▸ Instructions for the task
The material below should be written out in full and exactly; pictures stay out of the copy.

** start **

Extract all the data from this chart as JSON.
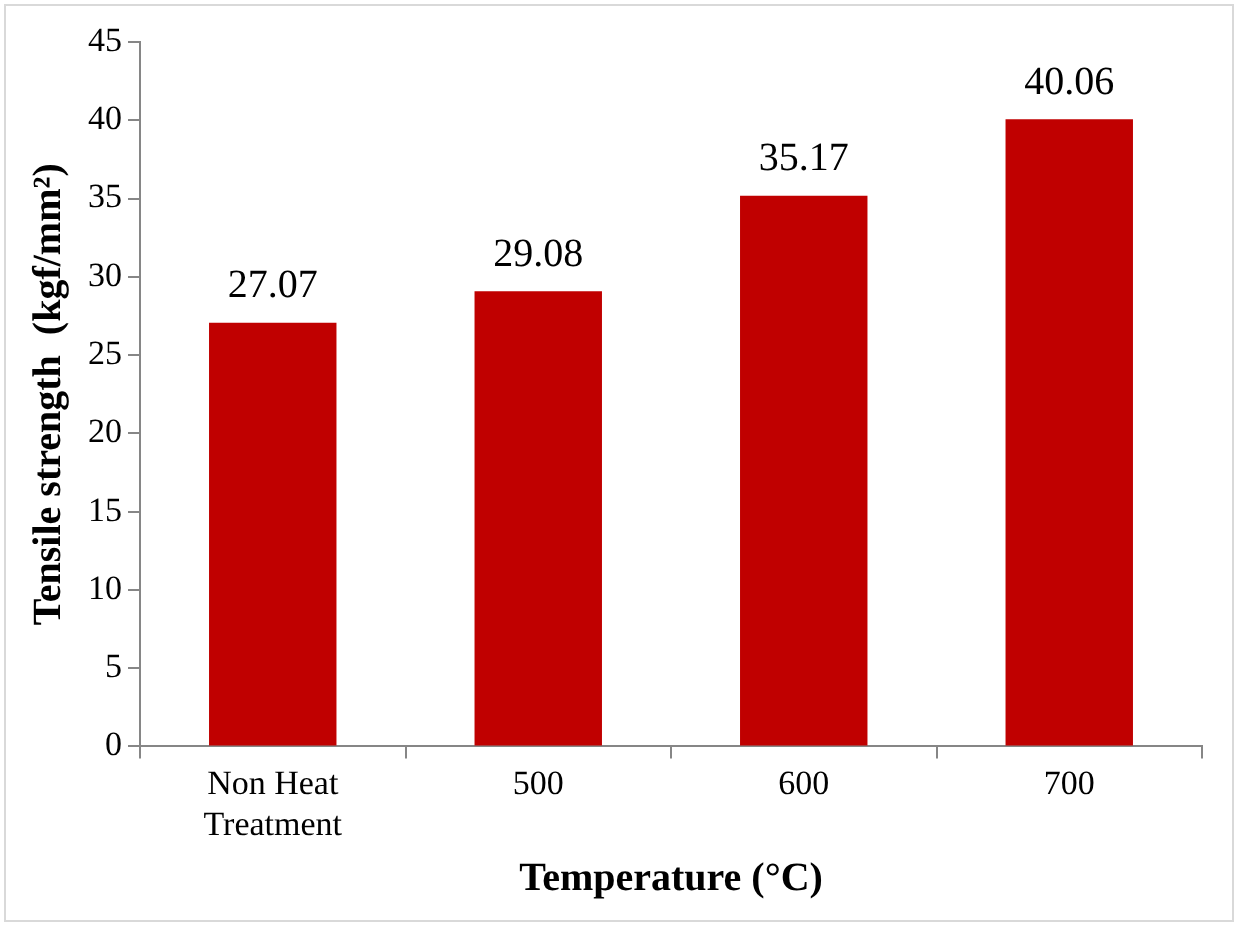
{
  "chart_data": {
    "type": "bar",
    "xlabel": "Temperature (°C)",
    "ylabel": "Tensile strength  (kgf/mm²)",
    "categories": [
      "Non Heat Treatment",
      "500",
      "600",
      "700"
    ],
    "values": [
      27.07,
      29.08,
      35.17,
      40.06
    ],
    "color": "#c00000",
    "ylim": [
      0,
      45
    ],
    "yticks": [
      0,
      5,
      10,
      15,
      20,
      25,
      30,
      35,
      40,
      45
    ],
    "grid": false,
    "legend": false,
    "data_labels": true
  }
}
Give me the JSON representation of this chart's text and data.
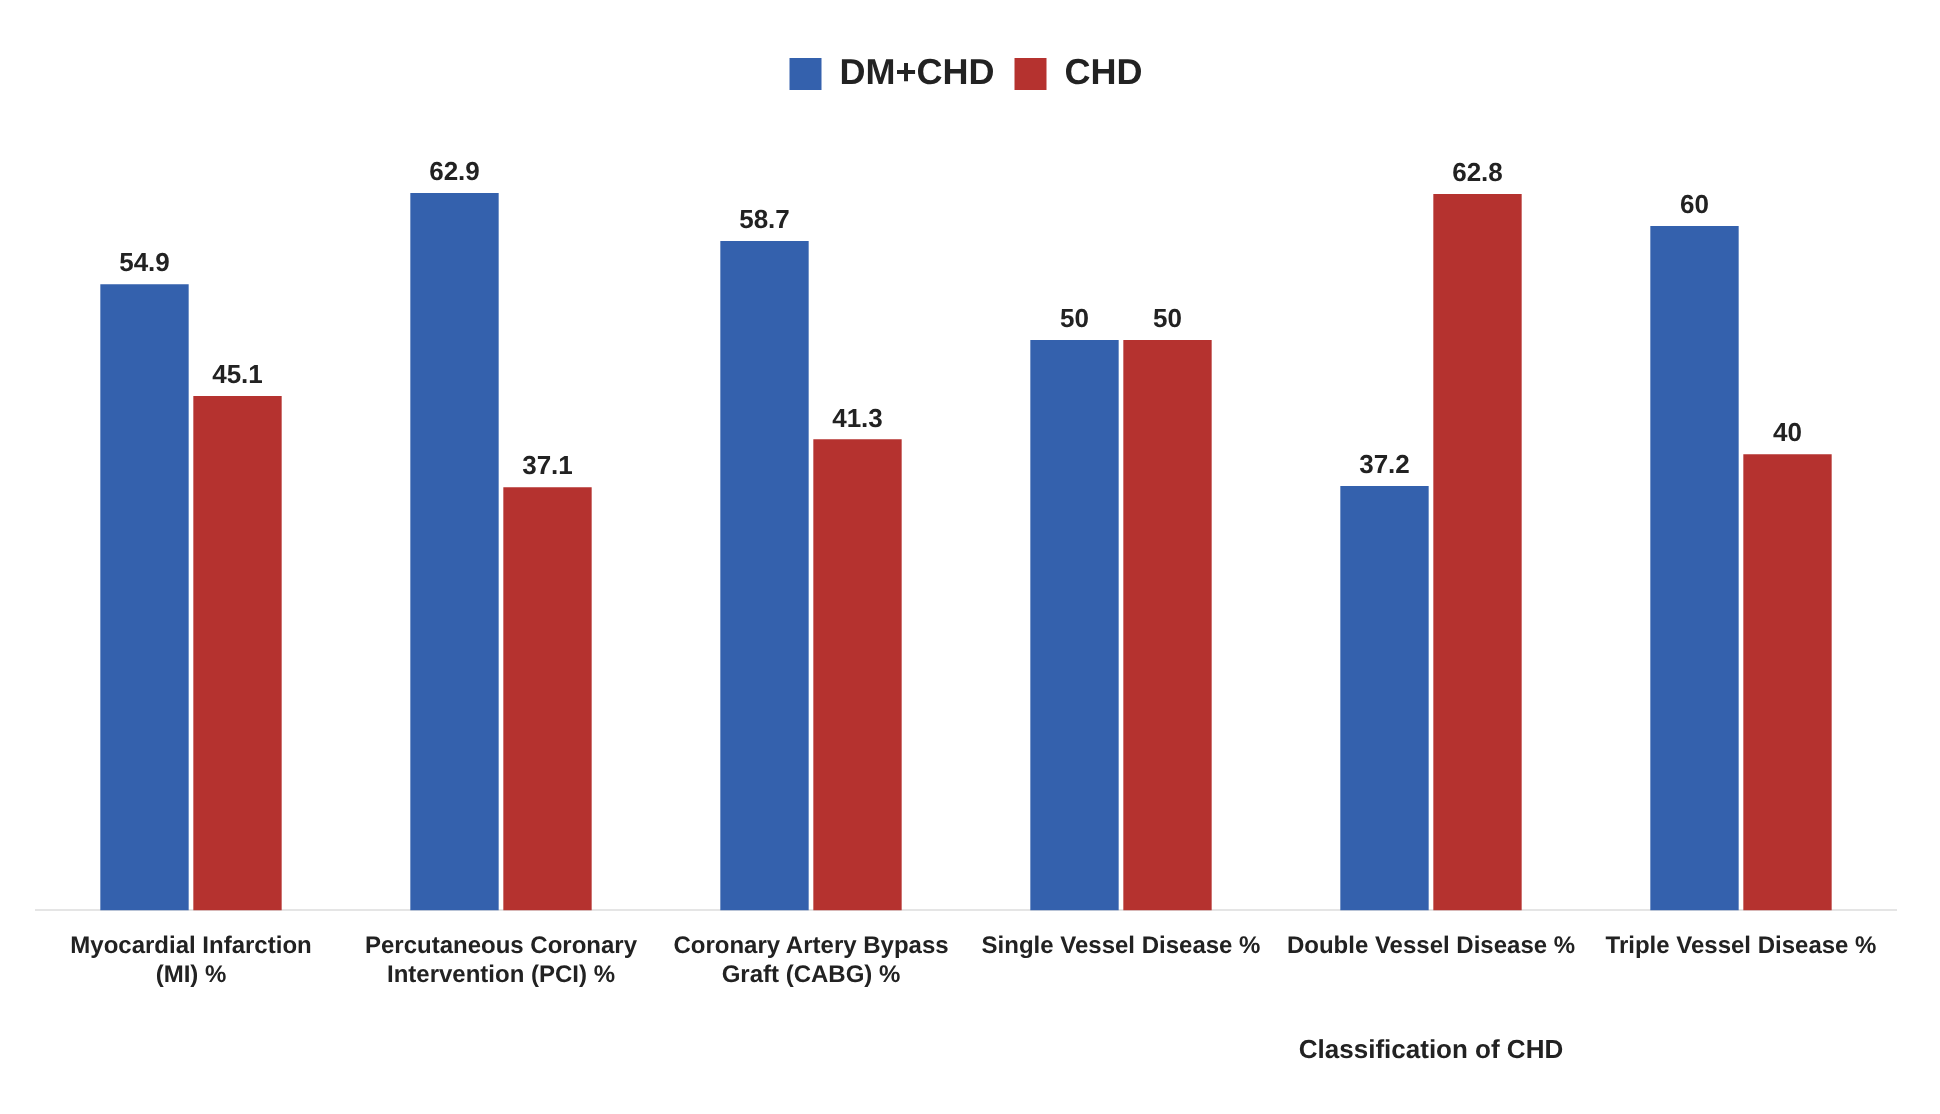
{
  "chart_data": {
    "type": "bar",
    "categories": [
      "Myocardial Infarction (MI) %",
      "Percutaneous Coronary Intervention (PCI) %",
      "Coronary Artery Bypass Graft (CABG) %",
      "Single Vessel Disease %",
      "Double Vessel Disease %",
      "Triple Vessel Disease %"
    ],
    "series": [
      {
        "name": "DM+CHD",
        "color": "#3461ad",
        "values": [
          54.9,
          62.9,
          58.7,
          50,
          37.2,
          60
        ]
      },
      {
        "name": "CHD",
        "color": "#b5322f",
        "values": [
          45.1,
          37.1,
          41.3,
          50,
          62.8,
          40
        ]
      }
    ],
    "data_labels": true,
    "legend": "top",
    "grid": false,
    "annotations": [
      "Classification of CHD"
    ]
  }
}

** end **

▸ The answer
Extract all the data from this chart as JSON.
{
  "chart_data": {
    "type": "bar",
    "xlabel": "Temperature (°C)",
    "ylabel": "Tensile strength  (kgf/mm²)",
    "categories": [
      "Non Heat Treatment",
      "500",
      "600",
      "700"
    ],
    "values": [
      27.07,
      29.08,
      35.17,
      40.06
    ],
    "color": "#c00000",
    "ylim": [
      0,
      45
    ],
    "yticks": [
      0,
      5,
      10,
      15,
      20,
      25,
      30,
      35,
      40,
      45
    ],
    "grid": false,
    "legend": false,
    "data_labels": true
  }
}
Give me the JSON representation of this chart's text and data.
{
  "chart_data": {
    "type": "bar",
    "categories": [
      "Myocardial Infarction (MI) %",
      "Percutaneous Coronary Intervention (PCI) %",
      "Coronary Artery Bypass Graft (CABG) %",
      "Single Vessel Disease %",
      "Double Vessel Disease %",
      "Triple Vessel Disease %"
    ],
    "series": [
      {
        "name": "DM+CHD",
        "color": "#3461ad",
        "values": [
          54.9,
          62.9,
          58.7,
          50,
          37.2,
          60
        ]
      },
      {
        "name": "CHD",
        "color": "#b5322f",
        "values": [
          45.1,
          37.1,
          41.3,
          50,
          62.8,
          40
        ]
      }
    ],
    "data_labels": true,
    "legend": "top",
    "grid": false,
    "annotations": [
      "Classification of CHD"
    ]
  }
}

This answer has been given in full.